TASK =>
Every line that contains the word "name" should be copied.

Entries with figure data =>

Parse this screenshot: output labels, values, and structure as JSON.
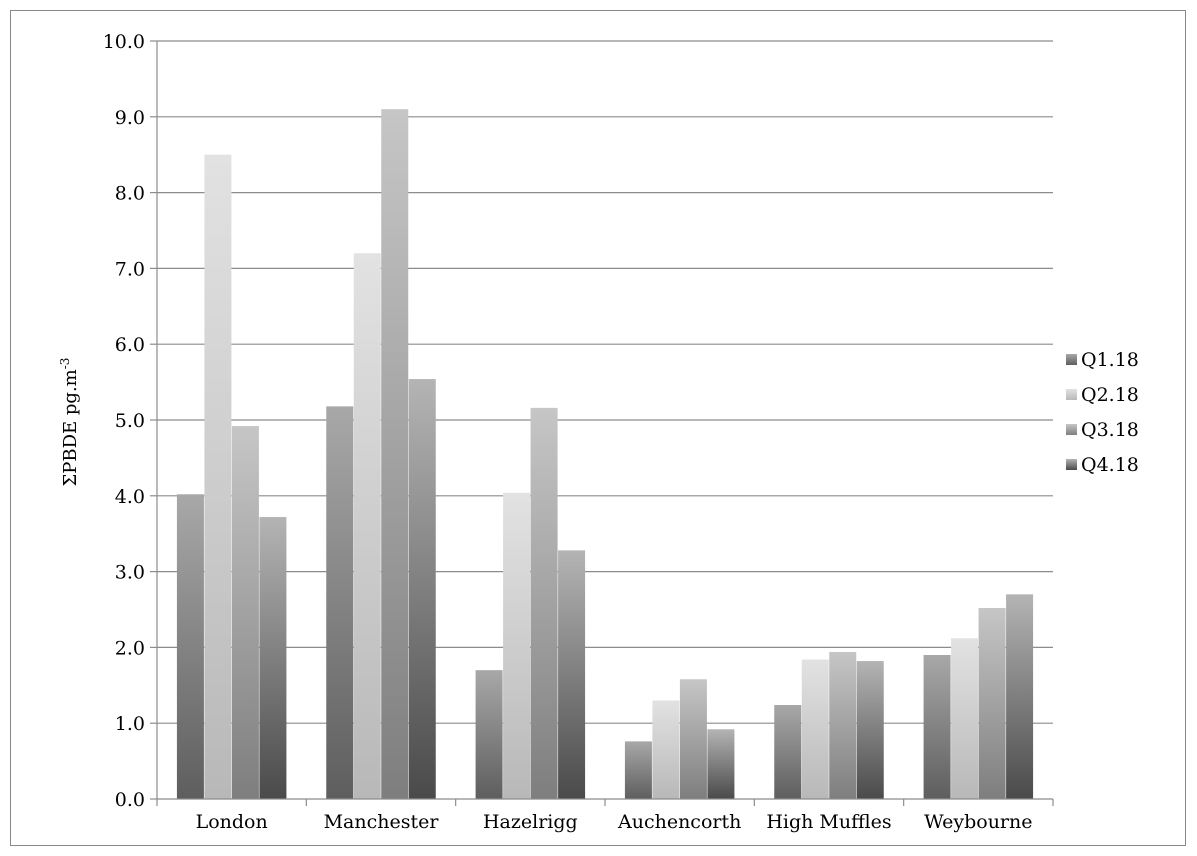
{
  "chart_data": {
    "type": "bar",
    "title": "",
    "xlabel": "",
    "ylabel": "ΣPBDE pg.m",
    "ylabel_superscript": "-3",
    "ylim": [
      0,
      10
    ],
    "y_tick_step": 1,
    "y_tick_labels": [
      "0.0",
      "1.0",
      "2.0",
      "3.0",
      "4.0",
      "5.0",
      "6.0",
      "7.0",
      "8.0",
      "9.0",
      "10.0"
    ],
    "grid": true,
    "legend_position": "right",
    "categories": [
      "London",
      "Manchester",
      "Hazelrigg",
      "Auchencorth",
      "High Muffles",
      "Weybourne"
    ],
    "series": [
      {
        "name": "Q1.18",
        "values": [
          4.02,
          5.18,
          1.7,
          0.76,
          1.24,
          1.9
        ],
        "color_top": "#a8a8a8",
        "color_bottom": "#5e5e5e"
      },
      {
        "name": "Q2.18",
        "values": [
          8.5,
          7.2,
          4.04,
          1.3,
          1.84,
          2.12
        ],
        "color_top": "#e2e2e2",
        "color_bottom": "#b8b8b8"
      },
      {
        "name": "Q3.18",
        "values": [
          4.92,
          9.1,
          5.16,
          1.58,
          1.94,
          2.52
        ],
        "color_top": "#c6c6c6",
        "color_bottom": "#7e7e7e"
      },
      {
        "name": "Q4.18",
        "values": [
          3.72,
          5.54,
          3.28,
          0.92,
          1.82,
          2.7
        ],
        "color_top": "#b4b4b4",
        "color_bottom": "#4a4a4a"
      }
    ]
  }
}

==

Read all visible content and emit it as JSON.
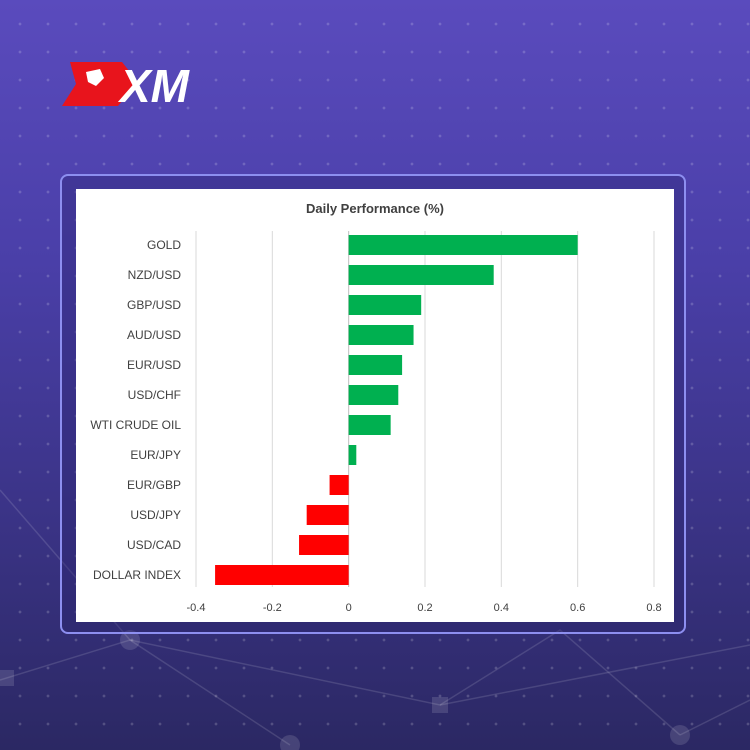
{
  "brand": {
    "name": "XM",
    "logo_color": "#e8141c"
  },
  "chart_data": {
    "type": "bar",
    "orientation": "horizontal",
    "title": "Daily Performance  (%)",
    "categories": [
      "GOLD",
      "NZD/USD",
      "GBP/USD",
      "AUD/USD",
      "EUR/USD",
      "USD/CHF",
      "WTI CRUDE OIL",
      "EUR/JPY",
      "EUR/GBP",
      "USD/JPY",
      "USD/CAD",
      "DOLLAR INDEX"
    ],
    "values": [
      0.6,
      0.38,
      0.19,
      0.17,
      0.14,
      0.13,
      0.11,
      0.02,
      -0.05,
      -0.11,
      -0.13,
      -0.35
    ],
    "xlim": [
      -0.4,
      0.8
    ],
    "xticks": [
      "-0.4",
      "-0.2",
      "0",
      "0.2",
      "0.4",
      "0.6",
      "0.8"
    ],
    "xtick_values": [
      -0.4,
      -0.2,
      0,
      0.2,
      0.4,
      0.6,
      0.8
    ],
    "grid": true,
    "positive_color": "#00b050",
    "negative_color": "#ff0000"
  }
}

---

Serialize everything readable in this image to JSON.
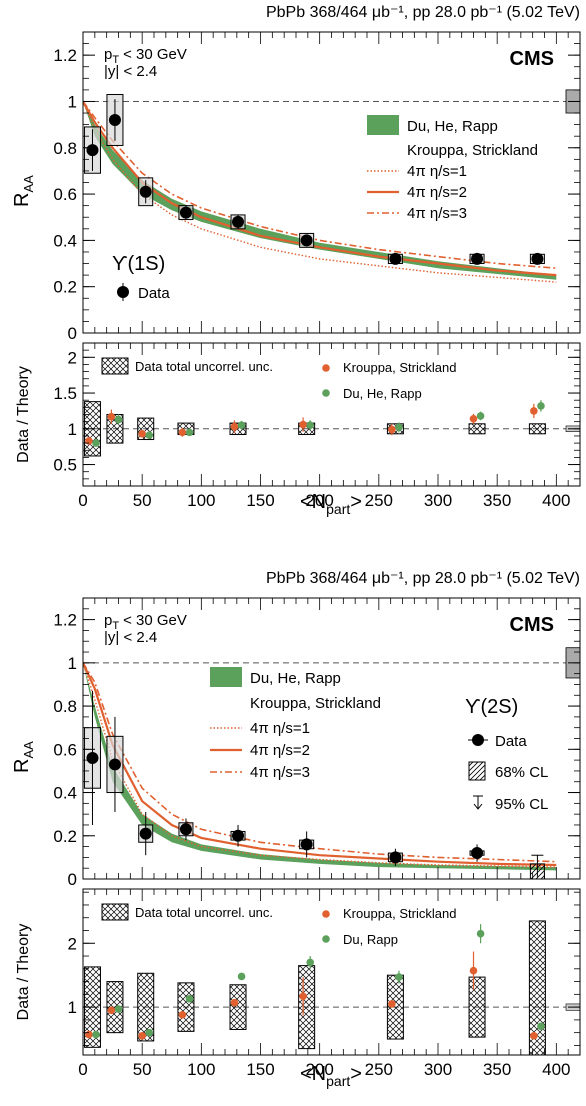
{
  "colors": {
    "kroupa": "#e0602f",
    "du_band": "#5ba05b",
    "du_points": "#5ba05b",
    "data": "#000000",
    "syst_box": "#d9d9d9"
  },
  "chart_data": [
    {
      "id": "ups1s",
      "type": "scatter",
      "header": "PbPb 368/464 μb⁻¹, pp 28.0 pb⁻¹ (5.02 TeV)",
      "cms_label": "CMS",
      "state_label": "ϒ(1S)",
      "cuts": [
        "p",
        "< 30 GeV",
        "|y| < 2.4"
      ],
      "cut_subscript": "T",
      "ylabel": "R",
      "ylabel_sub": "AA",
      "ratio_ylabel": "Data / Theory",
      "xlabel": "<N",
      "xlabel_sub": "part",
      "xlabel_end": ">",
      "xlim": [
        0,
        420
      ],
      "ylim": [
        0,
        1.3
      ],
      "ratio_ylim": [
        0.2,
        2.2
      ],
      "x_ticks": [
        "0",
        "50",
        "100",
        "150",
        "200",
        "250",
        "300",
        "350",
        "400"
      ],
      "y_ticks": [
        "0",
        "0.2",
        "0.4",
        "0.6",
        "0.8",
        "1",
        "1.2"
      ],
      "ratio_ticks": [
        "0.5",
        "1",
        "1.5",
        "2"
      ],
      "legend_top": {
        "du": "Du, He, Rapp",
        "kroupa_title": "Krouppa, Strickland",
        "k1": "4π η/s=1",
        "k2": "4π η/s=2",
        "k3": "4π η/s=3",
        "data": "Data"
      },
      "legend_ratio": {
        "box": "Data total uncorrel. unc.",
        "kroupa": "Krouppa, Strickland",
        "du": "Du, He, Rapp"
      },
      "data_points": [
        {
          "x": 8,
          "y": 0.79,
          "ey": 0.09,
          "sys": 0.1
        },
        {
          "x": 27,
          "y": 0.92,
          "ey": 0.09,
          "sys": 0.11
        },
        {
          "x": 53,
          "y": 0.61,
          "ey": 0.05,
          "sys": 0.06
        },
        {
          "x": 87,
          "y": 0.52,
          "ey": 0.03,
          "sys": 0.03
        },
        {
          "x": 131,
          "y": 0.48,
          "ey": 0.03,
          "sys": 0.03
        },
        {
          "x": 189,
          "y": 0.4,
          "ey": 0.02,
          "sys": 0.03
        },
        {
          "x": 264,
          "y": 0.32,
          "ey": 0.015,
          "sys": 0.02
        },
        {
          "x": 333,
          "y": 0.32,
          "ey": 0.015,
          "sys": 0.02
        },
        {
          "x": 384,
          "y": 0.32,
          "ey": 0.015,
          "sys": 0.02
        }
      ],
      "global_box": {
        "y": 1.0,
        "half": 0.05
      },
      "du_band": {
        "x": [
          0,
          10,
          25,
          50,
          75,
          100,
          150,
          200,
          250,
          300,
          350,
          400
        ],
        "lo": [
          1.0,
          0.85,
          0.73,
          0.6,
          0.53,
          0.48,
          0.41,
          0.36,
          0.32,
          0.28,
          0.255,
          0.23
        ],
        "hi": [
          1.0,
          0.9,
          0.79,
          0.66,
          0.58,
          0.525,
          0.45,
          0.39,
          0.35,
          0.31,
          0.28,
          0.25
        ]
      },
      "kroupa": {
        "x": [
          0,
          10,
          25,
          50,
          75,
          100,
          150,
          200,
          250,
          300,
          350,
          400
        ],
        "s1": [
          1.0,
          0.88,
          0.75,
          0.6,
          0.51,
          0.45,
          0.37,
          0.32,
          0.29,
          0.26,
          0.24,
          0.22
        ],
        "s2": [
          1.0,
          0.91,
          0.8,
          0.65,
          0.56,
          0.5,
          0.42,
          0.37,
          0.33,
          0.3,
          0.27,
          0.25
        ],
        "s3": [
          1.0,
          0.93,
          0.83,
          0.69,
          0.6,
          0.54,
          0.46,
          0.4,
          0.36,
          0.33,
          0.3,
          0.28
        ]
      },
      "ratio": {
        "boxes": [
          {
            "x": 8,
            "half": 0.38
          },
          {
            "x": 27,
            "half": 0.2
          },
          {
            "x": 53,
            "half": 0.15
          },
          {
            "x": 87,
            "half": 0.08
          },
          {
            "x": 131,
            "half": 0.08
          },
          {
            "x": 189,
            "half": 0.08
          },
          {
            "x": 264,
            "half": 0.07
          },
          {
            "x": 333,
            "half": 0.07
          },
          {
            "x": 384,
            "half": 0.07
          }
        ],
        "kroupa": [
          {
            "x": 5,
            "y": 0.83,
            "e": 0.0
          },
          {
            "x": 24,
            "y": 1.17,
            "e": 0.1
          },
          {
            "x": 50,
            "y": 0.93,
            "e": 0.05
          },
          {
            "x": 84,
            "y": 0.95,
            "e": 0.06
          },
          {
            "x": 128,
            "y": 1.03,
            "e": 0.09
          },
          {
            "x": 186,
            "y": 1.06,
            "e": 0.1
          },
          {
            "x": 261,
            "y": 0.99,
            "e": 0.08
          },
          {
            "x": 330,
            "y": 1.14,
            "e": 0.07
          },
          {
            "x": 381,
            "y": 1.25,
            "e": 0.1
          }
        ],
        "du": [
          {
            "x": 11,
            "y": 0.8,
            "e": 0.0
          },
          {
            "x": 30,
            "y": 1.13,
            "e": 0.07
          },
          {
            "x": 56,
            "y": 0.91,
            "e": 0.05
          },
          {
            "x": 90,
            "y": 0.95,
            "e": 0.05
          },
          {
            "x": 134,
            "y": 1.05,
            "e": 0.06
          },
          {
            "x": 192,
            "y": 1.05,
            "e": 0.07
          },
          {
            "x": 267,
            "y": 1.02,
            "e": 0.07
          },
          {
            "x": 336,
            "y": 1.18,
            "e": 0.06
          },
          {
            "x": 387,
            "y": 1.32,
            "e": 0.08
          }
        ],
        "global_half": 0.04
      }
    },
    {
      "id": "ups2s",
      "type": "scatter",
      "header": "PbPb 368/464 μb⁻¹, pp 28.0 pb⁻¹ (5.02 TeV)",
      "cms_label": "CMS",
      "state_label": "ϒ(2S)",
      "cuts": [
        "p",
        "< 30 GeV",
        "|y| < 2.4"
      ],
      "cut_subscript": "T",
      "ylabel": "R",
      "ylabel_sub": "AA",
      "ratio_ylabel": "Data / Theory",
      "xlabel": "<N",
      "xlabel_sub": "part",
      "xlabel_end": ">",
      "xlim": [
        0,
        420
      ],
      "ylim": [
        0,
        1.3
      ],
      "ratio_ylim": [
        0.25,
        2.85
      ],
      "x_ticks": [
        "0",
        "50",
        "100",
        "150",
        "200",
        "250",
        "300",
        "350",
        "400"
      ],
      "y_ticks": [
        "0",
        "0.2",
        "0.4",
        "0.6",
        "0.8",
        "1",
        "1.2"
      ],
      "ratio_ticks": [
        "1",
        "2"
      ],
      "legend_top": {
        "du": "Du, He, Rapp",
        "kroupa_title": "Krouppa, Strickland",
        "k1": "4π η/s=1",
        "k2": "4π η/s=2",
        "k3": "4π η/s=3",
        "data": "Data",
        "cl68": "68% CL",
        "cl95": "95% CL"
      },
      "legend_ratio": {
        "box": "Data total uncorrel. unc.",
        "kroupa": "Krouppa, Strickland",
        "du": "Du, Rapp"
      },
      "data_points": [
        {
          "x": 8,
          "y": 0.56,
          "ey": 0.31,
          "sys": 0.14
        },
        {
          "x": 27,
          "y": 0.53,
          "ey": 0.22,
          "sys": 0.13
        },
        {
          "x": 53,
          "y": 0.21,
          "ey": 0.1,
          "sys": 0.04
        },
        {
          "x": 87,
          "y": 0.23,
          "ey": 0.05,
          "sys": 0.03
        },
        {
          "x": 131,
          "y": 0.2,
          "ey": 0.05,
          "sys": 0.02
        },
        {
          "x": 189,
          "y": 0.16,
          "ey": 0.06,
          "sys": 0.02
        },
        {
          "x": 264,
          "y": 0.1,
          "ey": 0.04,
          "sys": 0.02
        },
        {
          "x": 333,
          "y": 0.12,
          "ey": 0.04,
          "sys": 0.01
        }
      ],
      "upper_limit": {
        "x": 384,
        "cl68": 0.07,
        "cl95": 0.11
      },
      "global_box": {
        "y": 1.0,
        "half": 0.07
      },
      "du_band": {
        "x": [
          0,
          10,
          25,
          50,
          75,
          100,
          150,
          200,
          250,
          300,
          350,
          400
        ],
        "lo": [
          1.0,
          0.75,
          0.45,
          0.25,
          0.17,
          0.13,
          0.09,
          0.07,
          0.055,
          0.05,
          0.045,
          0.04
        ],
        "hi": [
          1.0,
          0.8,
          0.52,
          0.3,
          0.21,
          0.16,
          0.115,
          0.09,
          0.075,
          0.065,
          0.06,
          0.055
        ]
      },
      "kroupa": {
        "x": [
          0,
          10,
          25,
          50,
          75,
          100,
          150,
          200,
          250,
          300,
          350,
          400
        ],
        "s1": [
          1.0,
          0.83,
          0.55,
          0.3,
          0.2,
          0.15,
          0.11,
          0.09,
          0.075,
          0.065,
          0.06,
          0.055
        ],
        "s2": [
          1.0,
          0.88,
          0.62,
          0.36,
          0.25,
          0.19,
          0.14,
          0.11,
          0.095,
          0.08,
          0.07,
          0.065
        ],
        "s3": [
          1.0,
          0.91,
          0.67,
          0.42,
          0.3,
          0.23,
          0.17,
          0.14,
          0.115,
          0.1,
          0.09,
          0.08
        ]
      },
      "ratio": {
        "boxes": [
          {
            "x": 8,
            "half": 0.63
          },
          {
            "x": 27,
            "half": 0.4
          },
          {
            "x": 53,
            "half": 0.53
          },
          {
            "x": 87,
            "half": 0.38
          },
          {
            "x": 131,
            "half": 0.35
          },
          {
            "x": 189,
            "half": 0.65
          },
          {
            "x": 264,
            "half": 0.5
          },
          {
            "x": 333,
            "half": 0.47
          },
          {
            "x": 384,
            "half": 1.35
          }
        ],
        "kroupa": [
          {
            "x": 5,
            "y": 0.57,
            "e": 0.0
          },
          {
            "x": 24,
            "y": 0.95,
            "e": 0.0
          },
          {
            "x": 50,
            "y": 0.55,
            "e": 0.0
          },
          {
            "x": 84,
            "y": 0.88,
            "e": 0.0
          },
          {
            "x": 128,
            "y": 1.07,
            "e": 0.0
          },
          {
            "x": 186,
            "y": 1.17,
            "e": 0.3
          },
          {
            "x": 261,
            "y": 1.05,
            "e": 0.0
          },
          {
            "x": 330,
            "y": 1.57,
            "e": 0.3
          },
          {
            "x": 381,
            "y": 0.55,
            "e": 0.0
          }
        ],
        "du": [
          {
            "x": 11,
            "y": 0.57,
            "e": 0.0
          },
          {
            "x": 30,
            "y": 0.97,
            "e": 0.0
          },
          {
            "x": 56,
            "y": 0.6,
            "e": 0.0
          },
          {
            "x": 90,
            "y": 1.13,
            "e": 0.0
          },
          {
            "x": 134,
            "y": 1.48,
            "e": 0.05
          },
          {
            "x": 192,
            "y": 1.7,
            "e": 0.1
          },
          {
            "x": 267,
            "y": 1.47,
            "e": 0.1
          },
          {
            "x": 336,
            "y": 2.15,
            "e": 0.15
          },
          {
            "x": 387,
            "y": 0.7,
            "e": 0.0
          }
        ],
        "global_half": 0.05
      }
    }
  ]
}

ANSWER TO THIS EXERCISE =>
        "name": "Q1.18",
        "name": "Q2.18",
        "name": "Q3.18",
        "name": "Q4.18",
    "name": "XM",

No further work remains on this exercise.